* EXERCISE OBJECTIVE *
Copy all lines in which the word "this" can be found.

* MATERIAL SHOWN *

▬▬▬▬▬▬▬▬▬▬

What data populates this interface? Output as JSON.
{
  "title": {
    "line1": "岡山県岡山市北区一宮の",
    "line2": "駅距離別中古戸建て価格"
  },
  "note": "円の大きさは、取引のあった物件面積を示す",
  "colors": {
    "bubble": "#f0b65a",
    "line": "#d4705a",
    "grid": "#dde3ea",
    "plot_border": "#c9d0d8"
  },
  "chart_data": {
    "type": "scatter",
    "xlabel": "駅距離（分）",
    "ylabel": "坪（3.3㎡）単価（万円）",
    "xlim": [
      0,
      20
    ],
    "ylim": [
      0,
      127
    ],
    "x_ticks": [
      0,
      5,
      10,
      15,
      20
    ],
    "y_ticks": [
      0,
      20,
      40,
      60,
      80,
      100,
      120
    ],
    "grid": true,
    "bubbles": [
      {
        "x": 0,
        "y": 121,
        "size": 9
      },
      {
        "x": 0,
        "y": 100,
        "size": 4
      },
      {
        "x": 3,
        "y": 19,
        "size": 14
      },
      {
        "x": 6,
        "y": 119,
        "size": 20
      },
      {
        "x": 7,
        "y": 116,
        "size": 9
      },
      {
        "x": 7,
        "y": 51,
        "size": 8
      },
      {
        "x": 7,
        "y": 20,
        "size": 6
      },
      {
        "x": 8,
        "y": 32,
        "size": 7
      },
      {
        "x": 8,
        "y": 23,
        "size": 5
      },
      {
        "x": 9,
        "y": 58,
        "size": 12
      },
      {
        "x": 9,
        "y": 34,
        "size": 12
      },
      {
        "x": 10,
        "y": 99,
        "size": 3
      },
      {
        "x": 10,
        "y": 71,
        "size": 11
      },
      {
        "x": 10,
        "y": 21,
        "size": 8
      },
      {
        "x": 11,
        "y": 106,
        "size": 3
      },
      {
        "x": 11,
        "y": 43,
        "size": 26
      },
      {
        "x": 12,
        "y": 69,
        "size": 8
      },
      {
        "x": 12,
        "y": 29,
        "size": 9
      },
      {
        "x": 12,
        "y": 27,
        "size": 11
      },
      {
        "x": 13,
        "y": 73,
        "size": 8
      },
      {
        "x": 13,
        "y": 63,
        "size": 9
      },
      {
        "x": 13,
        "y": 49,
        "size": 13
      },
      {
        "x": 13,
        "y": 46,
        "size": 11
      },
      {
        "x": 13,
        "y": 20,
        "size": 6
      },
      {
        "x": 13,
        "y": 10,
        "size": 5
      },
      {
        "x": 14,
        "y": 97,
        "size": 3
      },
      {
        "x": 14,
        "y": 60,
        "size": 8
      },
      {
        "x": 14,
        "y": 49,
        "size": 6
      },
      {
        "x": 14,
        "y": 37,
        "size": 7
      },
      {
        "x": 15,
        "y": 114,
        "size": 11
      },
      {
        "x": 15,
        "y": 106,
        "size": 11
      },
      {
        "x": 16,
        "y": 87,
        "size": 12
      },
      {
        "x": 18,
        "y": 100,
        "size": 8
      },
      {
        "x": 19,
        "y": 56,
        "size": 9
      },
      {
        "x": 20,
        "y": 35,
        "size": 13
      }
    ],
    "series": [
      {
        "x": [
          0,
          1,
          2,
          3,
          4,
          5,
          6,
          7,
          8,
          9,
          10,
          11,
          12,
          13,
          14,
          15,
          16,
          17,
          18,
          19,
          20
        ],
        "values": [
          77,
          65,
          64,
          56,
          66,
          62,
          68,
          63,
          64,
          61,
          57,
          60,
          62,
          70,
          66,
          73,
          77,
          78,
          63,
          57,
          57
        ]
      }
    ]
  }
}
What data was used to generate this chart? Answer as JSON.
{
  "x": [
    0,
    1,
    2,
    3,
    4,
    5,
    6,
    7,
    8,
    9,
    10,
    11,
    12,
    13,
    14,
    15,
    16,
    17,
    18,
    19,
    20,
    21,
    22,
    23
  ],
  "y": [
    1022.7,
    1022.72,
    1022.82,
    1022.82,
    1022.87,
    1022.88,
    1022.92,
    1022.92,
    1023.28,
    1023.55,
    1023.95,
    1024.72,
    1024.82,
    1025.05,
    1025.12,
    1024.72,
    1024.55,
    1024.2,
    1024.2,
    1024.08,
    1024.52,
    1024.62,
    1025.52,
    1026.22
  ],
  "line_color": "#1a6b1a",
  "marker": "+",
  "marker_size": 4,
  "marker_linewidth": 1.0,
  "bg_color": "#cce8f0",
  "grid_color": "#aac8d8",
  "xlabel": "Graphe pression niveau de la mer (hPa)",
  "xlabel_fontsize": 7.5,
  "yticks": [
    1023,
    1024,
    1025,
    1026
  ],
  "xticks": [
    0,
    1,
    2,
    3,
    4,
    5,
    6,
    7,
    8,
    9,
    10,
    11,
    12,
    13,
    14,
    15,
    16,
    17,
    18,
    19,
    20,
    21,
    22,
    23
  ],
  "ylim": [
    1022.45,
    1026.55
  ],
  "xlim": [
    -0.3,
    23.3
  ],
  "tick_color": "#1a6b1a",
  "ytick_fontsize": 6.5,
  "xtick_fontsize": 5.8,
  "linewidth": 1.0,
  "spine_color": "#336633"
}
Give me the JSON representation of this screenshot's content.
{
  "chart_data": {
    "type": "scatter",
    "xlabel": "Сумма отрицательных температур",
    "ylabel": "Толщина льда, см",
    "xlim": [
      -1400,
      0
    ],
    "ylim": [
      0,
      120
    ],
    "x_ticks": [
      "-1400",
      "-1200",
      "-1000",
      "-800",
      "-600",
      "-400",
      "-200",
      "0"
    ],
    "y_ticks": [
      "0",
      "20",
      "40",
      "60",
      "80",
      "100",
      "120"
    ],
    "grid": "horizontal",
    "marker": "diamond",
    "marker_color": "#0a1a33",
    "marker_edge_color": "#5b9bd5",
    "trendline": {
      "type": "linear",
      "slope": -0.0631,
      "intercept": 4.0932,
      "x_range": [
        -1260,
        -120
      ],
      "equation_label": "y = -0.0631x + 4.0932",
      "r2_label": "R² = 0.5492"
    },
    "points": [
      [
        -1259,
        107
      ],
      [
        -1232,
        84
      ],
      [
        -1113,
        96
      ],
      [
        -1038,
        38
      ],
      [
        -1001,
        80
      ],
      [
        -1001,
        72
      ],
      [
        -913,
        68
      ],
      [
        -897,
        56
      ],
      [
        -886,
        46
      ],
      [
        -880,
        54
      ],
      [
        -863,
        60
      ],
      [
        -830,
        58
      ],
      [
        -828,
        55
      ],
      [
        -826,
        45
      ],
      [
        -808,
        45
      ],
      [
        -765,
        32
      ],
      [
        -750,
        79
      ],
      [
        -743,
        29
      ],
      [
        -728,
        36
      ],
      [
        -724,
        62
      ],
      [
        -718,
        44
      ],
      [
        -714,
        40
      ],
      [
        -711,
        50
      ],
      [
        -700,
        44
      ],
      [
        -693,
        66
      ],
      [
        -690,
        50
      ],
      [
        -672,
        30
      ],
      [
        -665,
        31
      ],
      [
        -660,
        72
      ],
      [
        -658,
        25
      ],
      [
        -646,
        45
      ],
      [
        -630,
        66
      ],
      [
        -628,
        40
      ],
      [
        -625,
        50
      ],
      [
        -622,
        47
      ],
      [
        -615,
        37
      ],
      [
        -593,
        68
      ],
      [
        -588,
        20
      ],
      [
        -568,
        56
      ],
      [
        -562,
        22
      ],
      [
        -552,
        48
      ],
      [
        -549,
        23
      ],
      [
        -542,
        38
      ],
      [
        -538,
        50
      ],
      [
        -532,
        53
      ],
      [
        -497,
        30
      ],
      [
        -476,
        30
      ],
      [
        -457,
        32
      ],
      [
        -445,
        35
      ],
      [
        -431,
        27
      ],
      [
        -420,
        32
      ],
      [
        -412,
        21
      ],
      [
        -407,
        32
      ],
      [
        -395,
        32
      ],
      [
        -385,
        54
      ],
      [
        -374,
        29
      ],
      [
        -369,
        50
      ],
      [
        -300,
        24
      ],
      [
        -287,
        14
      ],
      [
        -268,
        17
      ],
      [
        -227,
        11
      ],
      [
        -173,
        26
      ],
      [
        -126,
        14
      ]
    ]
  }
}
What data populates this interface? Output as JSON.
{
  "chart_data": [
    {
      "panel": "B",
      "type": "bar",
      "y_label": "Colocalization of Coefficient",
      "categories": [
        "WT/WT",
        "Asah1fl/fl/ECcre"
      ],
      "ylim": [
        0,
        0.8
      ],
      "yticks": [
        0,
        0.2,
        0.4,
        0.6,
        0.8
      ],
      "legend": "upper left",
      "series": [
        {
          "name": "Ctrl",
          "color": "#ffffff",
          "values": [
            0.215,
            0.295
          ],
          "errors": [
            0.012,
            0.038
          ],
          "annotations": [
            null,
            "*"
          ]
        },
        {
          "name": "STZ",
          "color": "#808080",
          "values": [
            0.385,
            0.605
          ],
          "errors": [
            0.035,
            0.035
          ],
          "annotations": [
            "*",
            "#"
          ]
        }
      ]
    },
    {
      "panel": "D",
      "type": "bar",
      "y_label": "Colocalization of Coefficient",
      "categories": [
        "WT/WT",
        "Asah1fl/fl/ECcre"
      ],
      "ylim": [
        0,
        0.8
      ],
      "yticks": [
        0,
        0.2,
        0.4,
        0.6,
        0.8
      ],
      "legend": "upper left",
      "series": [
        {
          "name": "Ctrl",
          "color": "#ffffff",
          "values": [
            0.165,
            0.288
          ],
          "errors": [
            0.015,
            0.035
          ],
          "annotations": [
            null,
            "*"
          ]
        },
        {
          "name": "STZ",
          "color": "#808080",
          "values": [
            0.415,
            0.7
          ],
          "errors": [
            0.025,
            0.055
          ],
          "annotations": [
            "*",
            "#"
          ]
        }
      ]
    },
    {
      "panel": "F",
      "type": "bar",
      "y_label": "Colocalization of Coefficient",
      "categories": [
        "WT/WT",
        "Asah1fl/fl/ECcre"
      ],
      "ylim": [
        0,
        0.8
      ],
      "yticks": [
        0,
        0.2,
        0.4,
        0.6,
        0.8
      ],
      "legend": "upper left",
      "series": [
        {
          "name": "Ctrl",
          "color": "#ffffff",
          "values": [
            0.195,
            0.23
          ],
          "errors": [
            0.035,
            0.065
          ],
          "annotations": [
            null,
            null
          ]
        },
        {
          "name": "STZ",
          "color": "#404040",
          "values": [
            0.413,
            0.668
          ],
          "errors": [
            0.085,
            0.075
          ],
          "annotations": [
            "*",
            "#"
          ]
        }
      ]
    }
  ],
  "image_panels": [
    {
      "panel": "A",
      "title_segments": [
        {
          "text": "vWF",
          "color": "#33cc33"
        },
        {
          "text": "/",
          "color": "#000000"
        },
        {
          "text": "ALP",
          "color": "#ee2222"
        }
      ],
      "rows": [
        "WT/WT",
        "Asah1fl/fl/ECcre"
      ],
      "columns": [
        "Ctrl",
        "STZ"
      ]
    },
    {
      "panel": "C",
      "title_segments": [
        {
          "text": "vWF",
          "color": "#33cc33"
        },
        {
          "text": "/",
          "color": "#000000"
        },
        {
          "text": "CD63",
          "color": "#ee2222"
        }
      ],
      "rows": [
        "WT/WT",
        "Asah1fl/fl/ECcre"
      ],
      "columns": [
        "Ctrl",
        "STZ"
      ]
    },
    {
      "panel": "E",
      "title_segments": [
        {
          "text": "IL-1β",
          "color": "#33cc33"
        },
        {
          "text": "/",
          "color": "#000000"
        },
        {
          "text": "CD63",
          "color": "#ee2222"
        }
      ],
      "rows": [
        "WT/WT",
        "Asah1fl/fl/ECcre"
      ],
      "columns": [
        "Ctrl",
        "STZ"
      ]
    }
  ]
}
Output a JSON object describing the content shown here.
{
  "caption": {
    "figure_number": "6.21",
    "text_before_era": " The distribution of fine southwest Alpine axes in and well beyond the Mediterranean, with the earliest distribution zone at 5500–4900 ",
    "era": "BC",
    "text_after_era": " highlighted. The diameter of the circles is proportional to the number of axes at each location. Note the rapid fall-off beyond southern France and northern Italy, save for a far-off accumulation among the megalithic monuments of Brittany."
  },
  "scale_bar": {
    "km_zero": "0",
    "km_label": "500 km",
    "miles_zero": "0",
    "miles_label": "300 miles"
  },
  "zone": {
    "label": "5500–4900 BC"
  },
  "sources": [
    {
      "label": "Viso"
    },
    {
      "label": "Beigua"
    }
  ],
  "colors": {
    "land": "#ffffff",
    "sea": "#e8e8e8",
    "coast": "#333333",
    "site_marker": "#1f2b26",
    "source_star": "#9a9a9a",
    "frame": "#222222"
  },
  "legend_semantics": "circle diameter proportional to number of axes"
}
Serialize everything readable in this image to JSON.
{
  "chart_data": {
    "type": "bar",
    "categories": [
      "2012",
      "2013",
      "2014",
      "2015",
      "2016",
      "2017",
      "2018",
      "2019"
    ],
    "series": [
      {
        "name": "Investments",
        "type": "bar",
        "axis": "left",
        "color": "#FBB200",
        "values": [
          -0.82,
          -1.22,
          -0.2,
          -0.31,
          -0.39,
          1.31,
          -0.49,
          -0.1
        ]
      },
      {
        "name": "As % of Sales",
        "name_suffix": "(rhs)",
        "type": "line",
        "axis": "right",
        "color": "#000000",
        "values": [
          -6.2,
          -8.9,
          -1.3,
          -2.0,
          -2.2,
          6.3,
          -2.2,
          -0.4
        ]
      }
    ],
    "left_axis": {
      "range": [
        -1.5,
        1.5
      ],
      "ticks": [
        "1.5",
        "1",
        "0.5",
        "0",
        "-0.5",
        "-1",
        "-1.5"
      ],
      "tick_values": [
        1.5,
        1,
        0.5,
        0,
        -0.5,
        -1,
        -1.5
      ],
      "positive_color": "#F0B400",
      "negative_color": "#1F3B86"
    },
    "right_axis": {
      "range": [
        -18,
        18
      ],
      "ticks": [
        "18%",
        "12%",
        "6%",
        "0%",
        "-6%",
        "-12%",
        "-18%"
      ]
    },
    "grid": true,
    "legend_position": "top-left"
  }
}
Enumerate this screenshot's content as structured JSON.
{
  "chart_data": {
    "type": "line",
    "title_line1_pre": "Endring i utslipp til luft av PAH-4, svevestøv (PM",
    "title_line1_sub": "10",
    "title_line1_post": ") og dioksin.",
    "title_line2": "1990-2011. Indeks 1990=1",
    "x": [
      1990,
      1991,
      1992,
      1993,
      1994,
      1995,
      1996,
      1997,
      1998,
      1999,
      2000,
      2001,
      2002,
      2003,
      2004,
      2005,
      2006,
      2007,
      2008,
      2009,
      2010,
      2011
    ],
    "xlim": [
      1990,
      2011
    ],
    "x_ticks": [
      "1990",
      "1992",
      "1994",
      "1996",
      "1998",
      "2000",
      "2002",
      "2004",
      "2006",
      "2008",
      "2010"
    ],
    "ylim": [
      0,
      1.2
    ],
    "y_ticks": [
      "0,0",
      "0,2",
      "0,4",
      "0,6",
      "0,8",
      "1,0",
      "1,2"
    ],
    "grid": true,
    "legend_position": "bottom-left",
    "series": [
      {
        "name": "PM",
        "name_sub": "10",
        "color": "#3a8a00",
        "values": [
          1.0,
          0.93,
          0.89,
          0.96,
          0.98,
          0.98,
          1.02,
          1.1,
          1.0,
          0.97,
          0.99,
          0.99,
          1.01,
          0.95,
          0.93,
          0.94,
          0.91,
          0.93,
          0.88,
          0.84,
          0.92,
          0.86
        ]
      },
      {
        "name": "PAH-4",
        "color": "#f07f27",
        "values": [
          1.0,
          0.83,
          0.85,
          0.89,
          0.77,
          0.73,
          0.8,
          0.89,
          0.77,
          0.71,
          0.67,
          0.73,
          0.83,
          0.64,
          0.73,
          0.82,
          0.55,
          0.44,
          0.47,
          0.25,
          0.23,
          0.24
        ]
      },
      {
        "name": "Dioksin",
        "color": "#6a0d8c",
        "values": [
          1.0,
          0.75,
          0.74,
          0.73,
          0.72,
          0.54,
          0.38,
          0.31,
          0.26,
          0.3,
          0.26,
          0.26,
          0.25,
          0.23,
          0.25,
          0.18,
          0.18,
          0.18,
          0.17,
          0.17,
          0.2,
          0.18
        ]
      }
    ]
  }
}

▬▬▬▬▬▬▬▬▬▬

* RESPONSE BELOW *
What data populates this interface? Output as JSON.
What data was used to generate this chart? Answer as JSON.
Give me the JSON representation of this screenshot's content.
What data populates this interface? Output as JSON.
Serialize everything readable in this image to JSON.
Enumerate this screenshot's content as structured JSON.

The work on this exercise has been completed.